> Problem details: Return all entries word for word, but drop any images.

[Begin The records]

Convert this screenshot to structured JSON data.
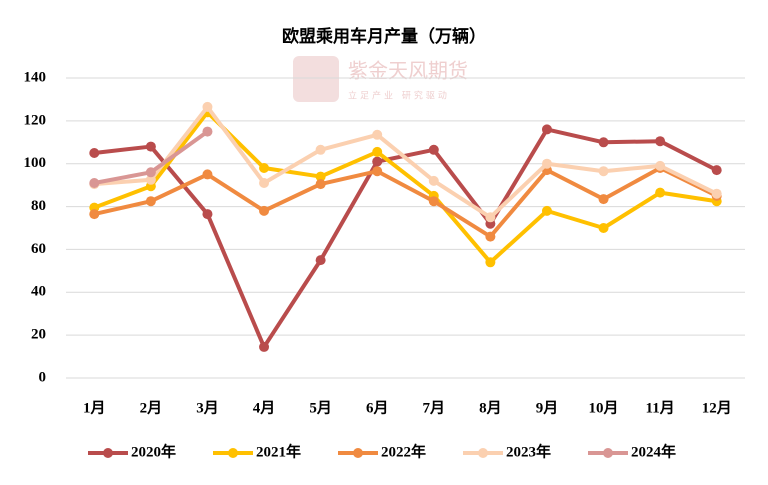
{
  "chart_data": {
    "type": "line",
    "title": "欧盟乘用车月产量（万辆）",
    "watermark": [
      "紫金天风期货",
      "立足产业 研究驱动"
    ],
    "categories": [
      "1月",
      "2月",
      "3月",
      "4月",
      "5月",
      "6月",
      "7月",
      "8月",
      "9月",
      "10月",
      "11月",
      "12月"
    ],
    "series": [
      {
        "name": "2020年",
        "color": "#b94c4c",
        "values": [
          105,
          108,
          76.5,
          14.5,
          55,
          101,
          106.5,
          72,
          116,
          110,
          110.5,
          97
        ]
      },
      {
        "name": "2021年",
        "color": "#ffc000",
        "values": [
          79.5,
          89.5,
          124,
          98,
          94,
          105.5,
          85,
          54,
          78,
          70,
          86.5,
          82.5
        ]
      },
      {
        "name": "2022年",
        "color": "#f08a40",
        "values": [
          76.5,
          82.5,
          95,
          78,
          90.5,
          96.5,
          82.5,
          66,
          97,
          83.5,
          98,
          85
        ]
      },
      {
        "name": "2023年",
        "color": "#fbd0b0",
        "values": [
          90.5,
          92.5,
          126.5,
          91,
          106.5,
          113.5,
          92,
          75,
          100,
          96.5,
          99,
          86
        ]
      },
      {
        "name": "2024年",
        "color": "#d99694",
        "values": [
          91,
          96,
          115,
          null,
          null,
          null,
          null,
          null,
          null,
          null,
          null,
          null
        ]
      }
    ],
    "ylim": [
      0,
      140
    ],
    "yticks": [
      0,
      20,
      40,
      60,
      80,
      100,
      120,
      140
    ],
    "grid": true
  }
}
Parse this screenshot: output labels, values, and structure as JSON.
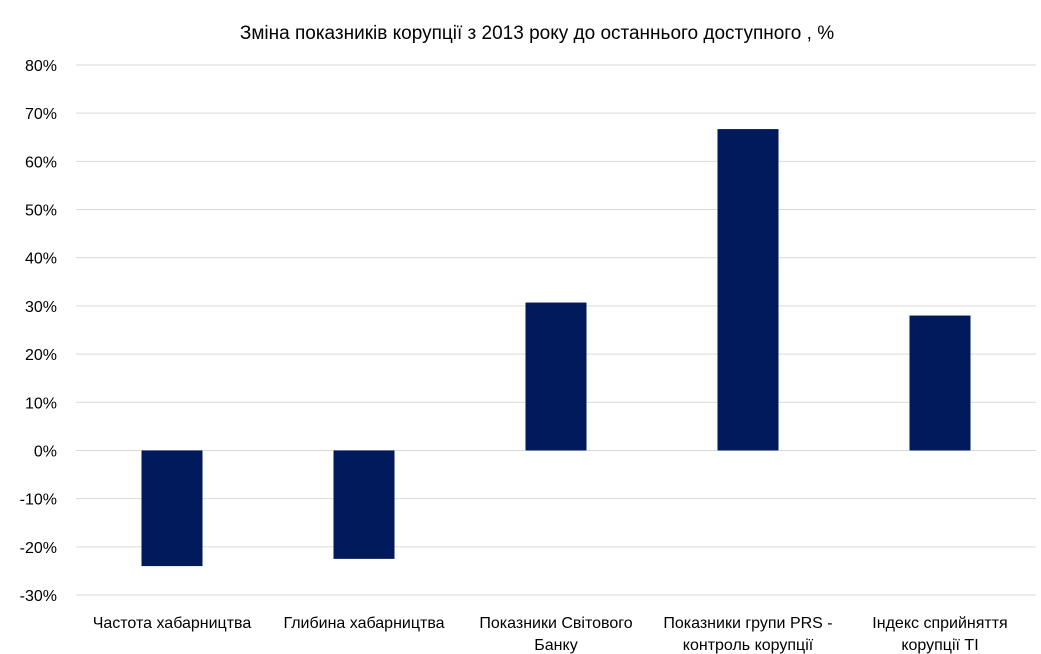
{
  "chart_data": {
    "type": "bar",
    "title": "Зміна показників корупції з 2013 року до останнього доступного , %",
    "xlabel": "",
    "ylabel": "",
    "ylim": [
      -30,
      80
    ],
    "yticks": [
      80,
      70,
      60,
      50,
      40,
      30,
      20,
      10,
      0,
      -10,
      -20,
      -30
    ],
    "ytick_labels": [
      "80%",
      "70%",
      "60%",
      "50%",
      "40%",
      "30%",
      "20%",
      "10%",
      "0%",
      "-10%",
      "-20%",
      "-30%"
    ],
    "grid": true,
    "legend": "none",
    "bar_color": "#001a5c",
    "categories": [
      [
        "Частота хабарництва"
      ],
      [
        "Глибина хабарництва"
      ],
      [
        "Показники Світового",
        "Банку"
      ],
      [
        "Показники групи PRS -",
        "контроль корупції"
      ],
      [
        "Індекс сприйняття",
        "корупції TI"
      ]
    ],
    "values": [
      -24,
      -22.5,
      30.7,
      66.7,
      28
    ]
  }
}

[End The records]

> Output:
Convert this screenshot to structured JSON data.
{
  "chart_data": {
    "type": "line",
    "title": "欧盟乘用车月产量（万辆）",
    "watermark": [
      "紫金天风期货",
      "立足产业 研究驱动"
    ],
    "categories": [
      "1月",
      "2月",
      "3月",
      "4月",
      "5月",
      "6月",
      "7月",
      "8月",
      "9月",
      "10月",
      "11月",
      "12月"
    ],
    "series": [
      {
        "name": "2020年",
        "color": "#b94c4c",
        "values": [
          105,
          108,
          76.5,
          14.5,
          55,
          101,
          106.5,
          72,
          116,
          110,
          110.5,
          97
        ]
      },
      {
        "name": "2021年",
        "color": "#ffc000",
        "values": [
          79.5,
          89.5,
          124,
          98,
          94,
          105.5,
          85,
          54,
          78,
          70,
          86.5,
          82.5
        ]
      },
      {
        "name": "2022年",
        "color": "#f08a40",
        "values": [
          76.5,
          82.5,
          95,
          78,
          90.5,
          96.5,
          82.5,
          66,
          97,
          83.5,
          98,
          85
        ]
      },
      {
        "name": "2023年",
        "color": "#fbd0b0",
        "values": [
          90.5,
          92.5,
          126.5,
          91,
          106.5,
          113.5,
          92,
          75,
          100,
          96.5,
          99,
          86
        ]
      },
      {
        "name": "2024年",
        "color": "#d99694",
        "values": [
          91,
          96,
          115,
          null,
          null,
          null,
          null,
          null,
          null,
          null,
          null,
          null
        ]
      }
    ],
    "ylim": [
      0,
      140
    ],
    "yticks": [
      0,
      20,
      40,
      60,
      80,
      100,
      120,
      140
    ],
    "grid": true
  }
}
Parse this screenshot: output labels, values, and structure as JSON.
{
  "chart_data": {
    "type": "bar",
    "title": "Зміна показників корупції з 2013 року до останнього доступного , %",
    "xlabel": "",
    "ylabel": "",
    "ylim": [
      -30,
      80
    ],
    "yticks": [
      80,
      70,
      60,
      50,
      40,
      30,
      20,
      10,
      0,
      -10,
      -20,
      -30
    ],
    "ytick_labels": [
      "80%",
      "70%",
      "60%",
      "50%",
      "40%",
      "30%",
      "20%",
      "10%",
      "0%",
      "-10%",
      "-20%",
      "-30%"
    ],
    "grid": true,
    "legend": "none",
    "bar_color": "#001a5c",
    "categories": [
      [
        "Частота хабарництва"
      ],
      [
        "Глибина хабарництва"
      ],
      [
        "Показники Світового",
        "Банку"
      ],
      [
        "Показники групи PRS -",
        "контроль корупції"
      ],
      [
        "Індекс сприйняття",
        "корупції TI"
      ]
    ],
    "values": [
      -24,
      -22.5,
      30.7,
      66.7,
      28
    ]
  }
}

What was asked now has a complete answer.